> [Problem]:
Please reproduce every record, keeping each one exactly as written.

--- start Excerpted records ---

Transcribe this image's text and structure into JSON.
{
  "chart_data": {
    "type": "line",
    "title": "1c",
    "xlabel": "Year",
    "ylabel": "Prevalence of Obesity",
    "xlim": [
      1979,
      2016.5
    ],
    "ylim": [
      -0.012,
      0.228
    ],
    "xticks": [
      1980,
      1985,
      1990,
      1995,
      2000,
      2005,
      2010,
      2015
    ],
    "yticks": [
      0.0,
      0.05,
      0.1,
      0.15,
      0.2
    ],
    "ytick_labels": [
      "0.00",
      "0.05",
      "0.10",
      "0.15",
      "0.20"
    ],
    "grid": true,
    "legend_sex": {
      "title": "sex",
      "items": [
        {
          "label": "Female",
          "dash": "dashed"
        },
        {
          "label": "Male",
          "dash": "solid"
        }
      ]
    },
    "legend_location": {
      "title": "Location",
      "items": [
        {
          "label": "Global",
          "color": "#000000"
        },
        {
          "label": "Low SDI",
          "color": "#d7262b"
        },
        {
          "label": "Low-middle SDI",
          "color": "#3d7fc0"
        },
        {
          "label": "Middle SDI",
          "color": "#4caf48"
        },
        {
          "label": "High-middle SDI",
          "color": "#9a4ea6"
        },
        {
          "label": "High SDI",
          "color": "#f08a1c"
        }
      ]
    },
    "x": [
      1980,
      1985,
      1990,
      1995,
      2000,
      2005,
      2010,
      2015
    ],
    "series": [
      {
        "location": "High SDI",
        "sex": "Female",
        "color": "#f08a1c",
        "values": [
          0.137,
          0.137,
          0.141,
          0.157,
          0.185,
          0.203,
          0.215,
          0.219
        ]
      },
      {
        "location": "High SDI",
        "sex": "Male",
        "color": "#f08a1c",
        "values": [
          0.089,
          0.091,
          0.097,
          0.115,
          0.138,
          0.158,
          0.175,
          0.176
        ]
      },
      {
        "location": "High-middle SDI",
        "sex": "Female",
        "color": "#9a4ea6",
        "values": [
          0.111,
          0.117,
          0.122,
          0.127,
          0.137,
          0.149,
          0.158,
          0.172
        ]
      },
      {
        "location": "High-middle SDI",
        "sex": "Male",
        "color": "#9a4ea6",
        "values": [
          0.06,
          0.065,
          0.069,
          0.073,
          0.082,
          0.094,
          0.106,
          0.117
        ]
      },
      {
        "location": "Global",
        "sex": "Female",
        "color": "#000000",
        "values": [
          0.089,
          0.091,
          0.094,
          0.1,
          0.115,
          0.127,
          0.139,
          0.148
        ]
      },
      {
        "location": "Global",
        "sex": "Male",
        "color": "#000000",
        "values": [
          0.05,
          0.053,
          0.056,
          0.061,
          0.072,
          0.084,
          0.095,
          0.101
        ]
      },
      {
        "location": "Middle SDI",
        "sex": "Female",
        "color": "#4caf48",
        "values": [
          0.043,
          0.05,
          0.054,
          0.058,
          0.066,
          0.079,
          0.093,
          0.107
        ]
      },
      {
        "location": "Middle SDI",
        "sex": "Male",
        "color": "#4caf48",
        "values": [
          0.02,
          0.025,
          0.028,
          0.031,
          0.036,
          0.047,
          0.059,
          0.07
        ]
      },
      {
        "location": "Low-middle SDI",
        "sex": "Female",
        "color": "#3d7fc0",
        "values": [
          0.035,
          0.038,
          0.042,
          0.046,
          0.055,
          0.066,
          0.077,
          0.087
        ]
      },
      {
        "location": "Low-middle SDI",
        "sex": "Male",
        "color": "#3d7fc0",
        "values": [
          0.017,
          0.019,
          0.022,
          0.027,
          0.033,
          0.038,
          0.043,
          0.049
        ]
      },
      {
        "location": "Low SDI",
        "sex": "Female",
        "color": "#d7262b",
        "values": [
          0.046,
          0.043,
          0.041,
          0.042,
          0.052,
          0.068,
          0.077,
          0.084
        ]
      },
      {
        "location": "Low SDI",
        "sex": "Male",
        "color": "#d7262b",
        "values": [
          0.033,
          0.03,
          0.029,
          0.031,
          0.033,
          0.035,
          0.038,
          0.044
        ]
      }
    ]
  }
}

--- end Excerpted records ---

> [Problem solution]:
Transcribe this image's text and structure into JSON.
{
  "chart_data": {
    "type": "line",
    "title": "1c",
    "xlabel": "Year",
    "ylabel": "Prevalence of Obesity",
    "xlim": [
      1979,
      2016.5
    ],
    "ylim": [
      -0.012,
      0.228
    ],
    "xticks": [
      1980,
      1985,
      1990,
      1995,
      2000,
      2005,
      2010,
      2015
    ],
    "yticks": [
      0.0,
      0.05,
      0.1,
      0.15,
      0.2
    ],
    "ytick_labels": [
      "0.00",
      "0.05",
      "0.10",
      "0.15",
      "0.20"
    ],
    "grid": true,
    "legend_sex": {
      "title": "sex",
      "items": [
        {
          "label": "Female",
          "dash": "dashed"
        },
        {
          "label": "Male",
          "dash": "solid"
        }
      ]
    },
    "legend_location": {
      "title": "Location",
      "items": [
        {
          "label": "Global",
          "color": "#000000"
        },
        {
          "label": "Low SDI",
          "color": "#d7262b"
        },
        {
          "label": "Low-middle SDI",
          "color": "#3d7fc0"
        },
        {
          "label": "Middle SDI",
          "color": "#4caf48"
        },
        {
          "label": "High-middle SDI",
          "color": "#9a4ea6"
        },
        {
          "label": "High SDI",
          "color": "#f08a1c"
        }
      ]
    },
    "x": [
      1980,
      1985,
      1990,
      1995,
      2000,
      2005,
      2010,
      2015
    ],
    "series": [
      {
        "location": "High SDI",
        "sex": "Female",
        "color": "#f08a1c",
        "values": [
          0.137,
          0.137,
          0.141,
          0.157,
          0.185,
          0.203,
          0.215,
          0.219
        ]
      },
      {
        "location": "High SDI",
        "sex": "Male",
        "color": "#f08a1c",
        "values": [
          0.089,
          0.091,
          0.097,
          0.115,
          0.138,
          0.158,
          0.175,
          0.176
        ]
      },
      {
        "location": "High-middle SDI",
        "sex": "Female",
        "color": "#9a4ea6",
        "values": [
          0.111,
          0.117,
          0.122,
          0.127,
          0.137,
          0.149,
          0.158,
          0.172
        ]
      },
      {
        "location": "High-middle SDI",
        "sex": "Male",
        "color": "#9a4ea6",
        "values": [
          0.06,
          0.065,
          0.069,
          0.073,
          0.082,
          0.094,
          0.106,
          0.117
        ]
      },
      {
        "location": "Global",
        "sex": "Female",
        "color": "#000000",
        "values": [
          0.089,
          0.091,
          0.094,
          0.1,
          0.115,
          0.127,
          0.139,
          0.148
        ]
      },
      {
        "location": "Global",
        "sex": "Male",
        "color": "#000000",
        "values": [
          0.05,
          0.053,
          0.056,
          0.061,
          0.072,
          0.084,
          0.095,
          0.101
        ]
      },
      {
        "location": "Middle SDI",
        "sex": "Female",
        "color": "#4caf48",
        "values": [
          0.043,
          0.05,
          0.054,
          0.058,
          0.066,
          0.079,
          0.093,
          0.107
        ]
      },
      {
        "location": "Middle SDI",
        "sex": "Male",
        "color": "#4caf48",
        "values": [
          0.02,
          0.025,
          0.028,
          0.031,
          0.036,
          0.047,
          0.059,
          0.07
        ]
      },
      {
        "location": "Low-middle SDI",
        "sex": "Female",
        "color": "#3d7fc0",
        "values": [
          0.035,
          0.038,
          0.042,
          0.046,
          0.055,
          0.066,
          0.077,
          0.087
        ]
      },
      {
        "location": "Low-middle SDI",
        "sex": "Male",
        "color": "#3d7fc0",
        "values": [
          0.017,
          0.019,
          0.022,
          0.027,
          0.033,
          0.038,
          0.043,
          0.049
        ]
      },
      {
        "location": "Low SDI",
        "sex": "Female",
        "color": "#d7262b",
        "values": [
          0.046,
          0.043,
          0.041,
          0.042,
          0.052,
          0.068,
          0.077,
          0.084
        ]
      },
      {
        "location": "Low SDI",
        "sex": "Male",
        "color": "#d7262b",
        "values": [
          0.033,
          0.03,
          0.029,
          0.031,
          0.033,
          0.035,
          0.038,
          0.044
        ]
      }
    ]
  }
}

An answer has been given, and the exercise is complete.